Work to be completed:
In the entries below, find every line holding the string "Atualização" and collect it.

--- Begin Entries supplied ---

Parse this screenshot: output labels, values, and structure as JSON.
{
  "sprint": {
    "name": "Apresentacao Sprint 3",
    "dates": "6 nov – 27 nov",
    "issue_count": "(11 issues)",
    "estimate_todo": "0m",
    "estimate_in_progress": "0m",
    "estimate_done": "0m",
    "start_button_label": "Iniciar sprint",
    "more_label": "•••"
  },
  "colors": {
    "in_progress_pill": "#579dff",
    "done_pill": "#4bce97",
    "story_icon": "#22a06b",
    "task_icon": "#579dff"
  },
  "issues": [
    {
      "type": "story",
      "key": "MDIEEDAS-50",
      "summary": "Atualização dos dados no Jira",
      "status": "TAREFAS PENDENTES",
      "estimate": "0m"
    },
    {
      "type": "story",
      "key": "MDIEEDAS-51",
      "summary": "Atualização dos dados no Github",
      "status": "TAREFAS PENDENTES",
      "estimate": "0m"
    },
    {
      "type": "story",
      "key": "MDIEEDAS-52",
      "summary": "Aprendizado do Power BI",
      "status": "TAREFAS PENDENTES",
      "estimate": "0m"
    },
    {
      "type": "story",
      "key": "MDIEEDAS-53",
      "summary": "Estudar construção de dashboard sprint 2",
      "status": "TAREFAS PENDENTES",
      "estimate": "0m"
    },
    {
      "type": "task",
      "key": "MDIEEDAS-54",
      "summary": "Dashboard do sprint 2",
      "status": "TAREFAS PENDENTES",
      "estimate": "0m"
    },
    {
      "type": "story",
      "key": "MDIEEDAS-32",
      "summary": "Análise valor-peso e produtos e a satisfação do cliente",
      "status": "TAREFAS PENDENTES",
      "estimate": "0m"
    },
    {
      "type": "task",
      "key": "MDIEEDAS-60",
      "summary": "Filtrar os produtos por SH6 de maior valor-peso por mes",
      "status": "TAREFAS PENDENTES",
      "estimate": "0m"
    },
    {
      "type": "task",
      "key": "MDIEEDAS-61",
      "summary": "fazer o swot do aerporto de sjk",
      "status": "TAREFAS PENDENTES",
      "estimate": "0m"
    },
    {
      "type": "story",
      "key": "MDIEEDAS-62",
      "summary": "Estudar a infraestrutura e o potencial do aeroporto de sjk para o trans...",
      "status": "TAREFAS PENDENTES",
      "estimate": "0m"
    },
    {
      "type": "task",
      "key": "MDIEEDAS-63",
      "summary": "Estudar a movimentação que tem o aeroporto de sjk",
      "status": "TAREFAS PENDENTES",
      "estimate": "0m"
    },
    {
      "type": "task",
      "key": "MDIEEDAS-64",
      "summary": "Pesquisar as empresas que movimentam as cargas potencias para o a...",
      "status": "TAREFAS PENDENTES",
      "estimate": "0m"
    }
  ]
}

--- End Entries supplied ---

The answer:
      "summary": "Atualização dos dados no Jira",
      "summary": "Atualização dos dados no Github",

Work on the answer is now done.